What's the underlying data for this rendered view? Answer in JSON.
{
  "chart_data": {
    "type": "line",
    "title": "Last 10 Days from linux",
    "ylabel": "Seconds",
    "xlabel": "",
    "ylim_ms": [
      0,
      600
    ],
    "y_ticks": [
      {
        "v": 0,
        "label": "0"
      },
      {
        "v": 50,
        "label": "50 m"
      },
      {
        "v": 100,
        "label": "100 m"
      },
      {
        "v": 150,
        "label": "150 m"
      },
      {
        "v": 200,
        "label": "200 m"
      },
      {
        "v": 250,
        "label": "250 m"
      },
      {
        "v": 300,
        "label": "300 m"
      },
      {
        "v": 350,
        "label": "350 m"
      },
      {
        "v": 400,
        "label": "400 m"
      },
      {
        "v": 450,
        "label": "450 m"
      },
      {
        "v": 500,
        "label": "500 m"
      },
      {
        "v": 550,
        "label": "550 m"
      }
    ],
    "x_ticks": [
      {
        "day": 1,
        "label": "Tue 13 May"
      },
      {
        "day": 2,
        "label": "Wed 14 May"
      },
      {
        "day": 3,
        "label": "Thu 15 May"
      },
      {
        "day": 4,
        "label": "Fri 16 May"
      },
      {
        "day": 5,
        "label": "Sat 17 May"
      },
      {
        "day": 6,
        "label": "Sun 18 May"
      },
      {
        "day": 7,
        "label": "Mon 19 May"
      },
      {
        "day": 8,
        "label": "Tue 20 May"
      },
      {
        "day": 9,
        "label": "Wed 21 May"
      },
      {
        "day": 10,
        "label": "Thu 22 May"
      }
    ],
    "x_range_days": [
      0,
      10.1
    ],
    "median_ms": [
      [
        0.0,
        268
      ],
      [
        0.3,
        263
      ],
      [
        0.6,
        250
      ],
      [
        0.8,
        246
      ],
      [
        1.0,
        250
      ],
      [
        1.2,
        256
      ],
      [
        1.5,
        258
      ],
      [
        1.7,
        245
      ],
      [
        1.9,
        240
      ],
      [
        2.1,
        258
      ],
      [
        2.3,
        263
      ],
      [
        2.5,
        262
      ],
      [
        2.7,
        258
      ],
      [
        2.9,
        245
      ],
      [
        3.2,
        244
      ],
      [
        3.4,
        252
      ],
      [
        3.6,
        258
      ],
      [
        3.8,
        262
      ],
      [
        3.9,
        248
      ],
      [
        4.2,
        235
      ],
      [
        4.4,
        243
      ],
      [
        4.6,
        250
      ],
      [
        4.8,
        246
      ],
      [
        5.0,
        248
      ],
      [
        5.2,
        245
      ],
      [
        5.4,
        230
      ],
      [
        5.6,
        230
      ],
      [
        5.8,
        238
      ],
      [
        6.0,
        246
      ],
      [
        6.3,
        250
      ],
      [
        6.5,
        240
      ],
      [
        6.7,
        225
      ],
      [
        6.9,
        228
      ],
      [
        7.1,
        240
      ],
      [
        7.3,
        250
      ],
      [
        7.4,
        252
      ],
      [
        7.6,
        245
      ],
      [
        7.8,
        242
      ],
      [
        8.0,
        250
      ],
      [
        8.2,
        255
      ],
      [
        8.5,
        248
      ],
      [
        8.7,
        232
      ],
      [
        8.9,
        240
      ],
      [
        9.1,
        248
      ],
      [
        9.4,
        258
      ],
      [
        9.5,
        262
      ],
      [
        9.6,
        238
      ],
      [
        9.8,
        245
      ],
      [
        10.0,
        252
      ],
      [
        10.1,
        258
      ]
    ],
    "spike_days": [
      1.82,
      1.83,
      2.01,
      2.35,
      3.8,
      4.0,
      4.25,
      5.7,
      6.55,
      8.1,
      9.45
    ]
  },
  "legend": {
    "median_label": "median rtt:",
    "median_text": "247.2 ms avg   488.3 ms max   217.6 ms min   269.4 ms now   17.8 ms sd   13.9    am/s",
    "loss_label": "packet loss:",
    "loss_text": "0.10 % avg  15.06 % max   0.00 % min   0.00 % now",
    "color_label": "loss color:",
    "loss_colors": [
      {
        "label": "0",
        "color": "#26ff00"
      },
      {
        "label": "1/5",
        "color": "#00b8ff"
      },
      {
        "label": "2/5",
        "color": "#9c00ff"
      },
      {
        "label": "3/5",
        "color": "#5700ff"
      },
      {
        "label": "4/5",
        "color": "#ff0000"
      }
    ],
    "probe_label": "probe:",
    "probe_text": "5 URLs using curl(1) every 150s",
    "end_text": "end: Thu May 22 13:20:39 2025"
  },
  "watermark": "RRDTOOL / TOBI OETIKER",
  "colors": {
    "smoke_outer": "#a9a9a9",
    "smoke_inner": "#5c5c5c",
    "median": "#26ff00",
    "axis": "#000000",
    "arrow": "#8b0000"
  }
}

---

▸ THE TASK: Extract all of the data above and output it character for character.

▸ ANSWER TO THIS TASK:
What's the underlying data for this rendered view? Answer in JSON.
{
  "chart_data": {
    "type": "line",
    "title": "Last 10 Days from linux",
    "ylabel": "Seconds",
    "xlabel": "",
    "ylim_ms": [
      0,
      600
    ],
    "y_ticks": [
      {
        "v": 0,
        "label": "0"
      },
      {
        "v": 50,
        "label": "50 m"
      },
      {
        "v": 100,
        "label": "100 m"
      },
      {
        "v": 150,
        "label": "150 m"
      },
      {
        "v": 200,
        "label": "200 m"
      },
      {
        "v": 250,
        "label": "250 m"
      },
      {
        "v": 300,
        "label": "300 m"
      },
      {
        "v": 350,
        "label": "350 m"
      },
      {
        "v": 400,
        "label": "400 m"
      },
      {
        "v": 450,
        "label": "450 m"
      },
      {
        "v": 500,
        "label": "500 m"
      },
      {
        "v": 550,
        "label": "550 m"
      }
    ],
    "x_ticks": [
      {
        "day": 1,
        "label": "Tue 13 May"
      },
      {
        "day": 2,
        "label": "Wed 14 May"
      },
      {
        "day": 3,
        "label": "Thu 15 May"
      },
      {
        "day": 4,
        "label": "Fri 16 May"
      },
      {
        "day": 5,
        "label": "Sat 17 May"
      },
      {
        "day": 6,
        "label": "Sun 18 May"
      },
      {
        "day": 7,
        "label": "Mon 19 May"
      },
      {
        "day": 8,
        "label": "Tue 20 May"
      },
      {
        "day": 9,
        "label": "Wed 21 May"
      },
      {
        "day": 10,
        "label": "Thu 22 May"
      }
    ],
    "x_range_days": [
      0,
      10.1
    ],
    "median_ms": [
      [
        0.0,
        268
      ],
      [
        0.3,
        263
      ],
      [
        0.6,
        250
      ],
      [
        0.8,
        246
      ],
      [
        1.0,
        250
      ],
      [
        1.2,
        256
      ],
      [
        1.5,
        258
      ],
      [
        1.7,
        245
      ],
      [
        1.9,
        240
      ],
      [
        2.1,
        258
      ],
      [
        2.3,
        263
      ],
      [
        2.5,
        262
      ],
      [
        2.7,
        258
      ],
      [
        2.9,
        245
      ],
      [
        3.2,
        244
      ],
      [
        3.4,
        252
      ],
      [
        3.6,
        258
      ],
      [
        3.8,
        262
      ],
      [
        3.9,
        248
      ],
      [
        4.2,
        235
      ],
      [
        4.4,
        243
      ],
      [
        4.6,
        250
      ],
      [
        4.8,
        246
      ],
      [
        5.0,
        248
      ],
      [
        5.2,
        245
      ],
      [
        5.4,
        230
      ],
      [
        5.6,
        230
      ],
      [
        5.8,
        238
      ],
      [
        6.0,
        246
      ],
      [
        6.3,
        250
      ],
      [
        6.5,
        240
      ],
      [
        6.7,
        225
      ],
      [
        6.9,
        228
      ],
      [
        7.1,
        240
      ],
      [
        7.3,
        250
      ],
      [
        7.4,
        252
      ],
      [
        7.6,
        245
      ],
      [
        7.8,
        242
      ],
      [
        8.0,
        250
      ],
      [
        8.2,
        255
      ],
      [
        8.5,
        248
      ],
      [
        8.7,
        232
      ],
      [
        8.9,
        240
      ],
      [
        9.1,
        248
      ],
      [
        9.4,
        258
      ],
      [
        9.5,
        262
      ],
      [
        9.6,
        238
      ],
      [
        9.8,
        245
      ],
      [
        10.0,
        252
      ],
      [
        10.1,
        258
      ]
    ],
    "spike_days": [
      1.82,
      1.83,
      2.01,
      2.35,
      3.8,
      4.0,
      4.25,
      5.7,
      6.55,
      8.1,
      9.45
    ]
  },
  "legend": {
    "median_label": "median rtt:",
    "median_text": "247.2 ms avg   488.3 ms max   217.6 ms min   269.4 ms now   17.8 ms sd   13.9    am/s",
    "loss_label": "packet loss:",
    "loss_text": "0.10 % avg  15.06 % max   0.00 % min   0.00 % now",
    "color_label": "loss color:",
    "loss_colors": [
      {
        "label": "0",
        "color": "#26ff00"
      },
      {
        "label": "1/5",
        "color": "#00b8ff"
      },
      {
        "label": "2/5",
        "color": "#9c00ff"
      },
      {
        "label": "3/5",
        "color": "#5700ff"
      },
      {
        "label": "4/5",
        "color": "#ff0000"
      }
    ],
    "probe_label": "probe:",
    "probe_text": "5 URLs using curl(1) every 150s",
    "end_text": "end: Thu May 22 13:20:39 2025"
  },
  "watermark": "RRDTOOL / TOBI OETIKER",
  "colors": {
    "smoke_outer": "#a9a9a9",
    "smoke_inner": "#5c5c5c",
    "median": "#26ff00",
    "axis": "#000000",
    "arrow": "#8b0000"
  }
}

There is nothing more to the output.